Vom lügenhaften Hündchen

Emanuel Frynta, Jan Lukas: "Vom lügenhaften Hündchen", Prag 1962

Viele Kinderbücher verwenden als ihre Protagonisten gerne „vermenschlichte“ Tiere. Das gilt auch für einen hohen Prozentsatz der gar nicht so zahlreichen fotoillustrierten Exemplare des Genres. Ein  Beispiel für ein solches Buch soll im Folgenden kurz dargestellt werden. Es handelt sich um ein in Zusammenarbeit von Emanuel Frynta (Entwurf, Text und graphische Gestaltung) und Jan Lukas (Fotografien) entstandenes Buch aus dem Jahr 1962. Jan Lukas (1915-2006) emigrierte drei Jahre nach Erscheinen des Bandes aus der Tschechoslowakei in den Westen und übersiedelte schließlich in die USA. Zuvor war er auch durch politische Reportagen aufgefallen. Die Bebilderung von Kinderbüchern war wohl eher ein Nebenschauplatz seiner fotografischen Tätigkeit.

Erzieherischer Impetus

Wie es sich für so viele Kinderbücher gehört, fehlt natürlich auch hier nicht der erzieherische Impetus: „Ehrlich währt am längsten!“ könnte in diesem Fall das Motto sein. Aber zugleich spielen die erzählten Geschichten auch mit der Faszination an unglaublichen Lügengeschichten à la Münchhausen. Der kleine Hund Hell erzählt solche seinen zahlreichen Geschwistern. Und wird dann doch immer wieder durch deren Kommentare (mehr oder weniger sanft) in die Realität zurückgeholt, wenn seine Flunkereien allzu unglaubhaft werden.
•••
**AUFGABENSTELLUNG**
Führe die Besprechung des Kinderbuchs „Vom lügenhaften Hündchen“ im selben Stil fort und setze nach ihrem letzten Satz an. Die Zeilen haben mit der Besprechung des Kinderbuchs nichts zu tun.

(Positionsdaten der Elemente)
•••
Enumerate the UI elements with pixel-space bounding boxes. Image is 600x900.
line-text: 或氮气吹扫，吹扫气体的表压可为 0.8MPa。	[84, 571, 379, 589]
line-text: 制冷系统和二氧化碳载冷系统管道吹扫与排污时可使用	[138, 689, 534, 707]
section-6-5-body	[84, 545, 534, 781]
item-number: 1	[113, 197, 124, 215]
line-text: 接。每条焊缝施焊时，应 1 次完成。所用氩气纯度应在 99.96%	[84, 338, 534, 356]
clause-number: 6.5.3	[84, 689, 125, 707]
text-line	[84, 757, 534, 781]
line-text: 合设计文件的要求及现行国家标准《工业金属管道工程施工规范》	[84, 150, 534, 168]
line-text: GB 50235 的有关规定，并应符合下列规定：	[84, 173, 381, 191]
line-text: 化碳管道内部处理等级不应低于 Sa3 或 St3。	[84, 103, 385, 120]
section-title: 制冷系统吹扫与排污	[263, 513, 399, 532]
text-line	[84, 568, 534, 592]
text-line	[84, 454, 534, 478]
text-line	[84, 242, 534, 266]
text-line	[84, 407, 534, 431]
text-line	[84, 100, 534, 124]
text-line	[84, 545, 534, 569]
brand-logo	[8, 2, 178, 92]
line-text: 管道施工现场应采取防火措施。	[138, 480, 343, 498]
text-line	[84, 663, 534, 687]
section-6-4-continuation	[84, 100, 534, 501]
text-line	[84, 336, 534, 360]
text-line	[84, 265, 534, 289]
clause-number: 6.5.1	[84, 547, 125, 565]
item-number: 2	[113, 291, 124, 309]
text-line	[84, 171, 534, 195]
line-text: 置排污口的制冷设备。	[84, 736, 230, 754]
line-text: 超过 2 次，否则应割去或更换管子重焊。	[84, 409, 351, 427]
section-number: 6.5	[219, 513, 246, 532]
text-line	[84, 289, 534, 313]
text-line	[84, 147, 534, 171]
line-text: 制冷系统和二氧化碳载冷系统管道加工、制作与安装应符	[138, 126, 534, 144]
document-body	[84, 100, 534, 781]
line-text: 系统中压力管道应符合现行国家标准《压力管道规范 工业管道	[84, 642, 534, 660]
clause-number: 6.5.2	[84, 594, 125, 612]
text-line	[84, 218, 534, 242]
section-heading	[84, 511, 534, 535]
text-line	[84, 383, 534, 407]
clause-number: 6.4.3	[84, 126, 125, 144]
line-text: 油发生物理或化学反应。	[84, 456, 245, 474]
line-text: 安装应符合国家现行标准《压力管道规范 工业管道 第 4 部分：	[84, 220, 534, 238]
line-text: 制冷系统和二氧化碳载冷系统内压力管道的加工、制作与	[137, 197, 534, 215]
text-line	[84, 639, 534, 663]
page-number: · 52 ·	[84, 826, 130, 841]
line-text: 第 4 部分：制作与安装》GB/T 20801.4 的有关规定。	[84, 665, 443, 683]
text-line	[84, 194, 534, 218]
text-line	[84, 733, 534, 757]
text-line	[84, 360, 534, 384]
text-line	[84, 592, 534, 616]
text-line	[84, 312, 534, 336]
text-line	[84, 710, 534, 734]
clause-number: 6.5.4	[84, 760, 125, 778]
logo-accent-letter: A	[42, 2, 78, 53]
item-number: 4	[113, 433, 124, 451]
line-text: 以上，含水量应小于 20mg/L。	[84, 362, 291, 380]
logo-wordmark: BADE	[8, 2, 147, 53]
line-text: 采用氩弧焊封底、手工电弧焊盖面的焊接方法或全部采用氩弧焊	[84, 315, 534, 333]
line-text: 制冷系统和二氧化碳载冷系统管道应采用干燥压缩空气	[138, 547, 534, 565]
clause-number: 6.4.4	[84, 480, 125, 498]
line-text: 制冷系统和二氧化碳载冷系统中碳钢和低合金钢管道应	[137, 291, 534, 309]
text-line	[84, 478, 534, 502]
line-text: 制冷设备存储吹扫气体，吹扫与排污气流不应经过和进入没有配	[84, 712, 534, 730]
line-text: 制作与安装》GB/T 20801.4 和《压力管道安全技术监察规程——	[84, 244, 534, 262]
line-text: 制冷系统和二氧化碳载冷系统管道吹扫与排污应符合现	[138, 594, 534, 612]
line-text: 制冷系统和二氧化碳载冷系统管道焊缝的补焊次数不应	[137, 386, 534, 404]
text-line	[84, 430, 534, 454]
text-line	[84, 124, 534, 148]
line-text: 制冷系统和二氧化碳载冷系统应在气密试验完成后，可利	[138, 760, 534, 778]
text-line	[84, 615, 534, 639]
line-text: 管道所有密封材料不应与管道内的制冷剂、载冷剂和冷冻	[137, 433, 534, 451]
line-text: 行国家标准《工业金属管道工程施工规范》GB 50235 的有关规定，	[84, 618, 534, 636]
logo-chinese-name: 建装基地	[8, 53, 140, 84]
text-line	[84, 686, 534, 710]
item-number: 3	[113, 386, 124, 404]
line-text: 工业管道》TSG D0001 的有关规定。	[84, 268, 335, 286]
•••
**LÖSUNG**
 

 

Die sieben Geschichten sind ideenreich in illustrierende Fotografien umgesetzt. Und für jede der Geschichten findet sich eine individuelle Sprache der Bebilderung. Jan Lukas und Emanuel Frynta arbeiten dabei mit zahlreichen Montagen und freigestellten Motiven. Oder in der Geschichte, die im Land „Kehrvertien“ spielt, werden kurzerhand die Bilder im Negativdruck gezeigt. Sehr passend, da in diesem Land alles ein bisschen anders ist und sich umgekehrt zu den Erwartungen verhält. Ein Land, in dem die Schimmel schwarz und die Rappen weiß sind.

 

 

Den Höhepunkt erreichen die geschilderten Heldentaten des kleinen Hell, wenn er in der letzten Geschichte wacker und ganz alleine den gefürchteten Gockelhahn in die Flucht schlägt. Während sich die „Armee“ der Scott-Terrier furchtsam zeigt, lässt sich Hell nicht vom drohenden, ganzseitig mit funkelndem Auge und scharfen Krallen abgebildeten Hahn einschüchtern. Und siehe da, die nächste Seite zeigt den ganz klein gewordenen Hahn schnurstracks davonlaufend. Dumm nur, dass die Geschwister Hell jetzt selber eine Lügengeschichte auftischen, nämlich die vom vor der Türe lauernden Hahn. Als sie Hell auffordern, sich dem Kampf mit dem Hahn zu stellen, wird das Hündchen plötzlich ganz kleinlaut und möchte sich unter großem Gejammer am liebsten mit seinen Geschwistern in der schützenden Kiste verkriechen.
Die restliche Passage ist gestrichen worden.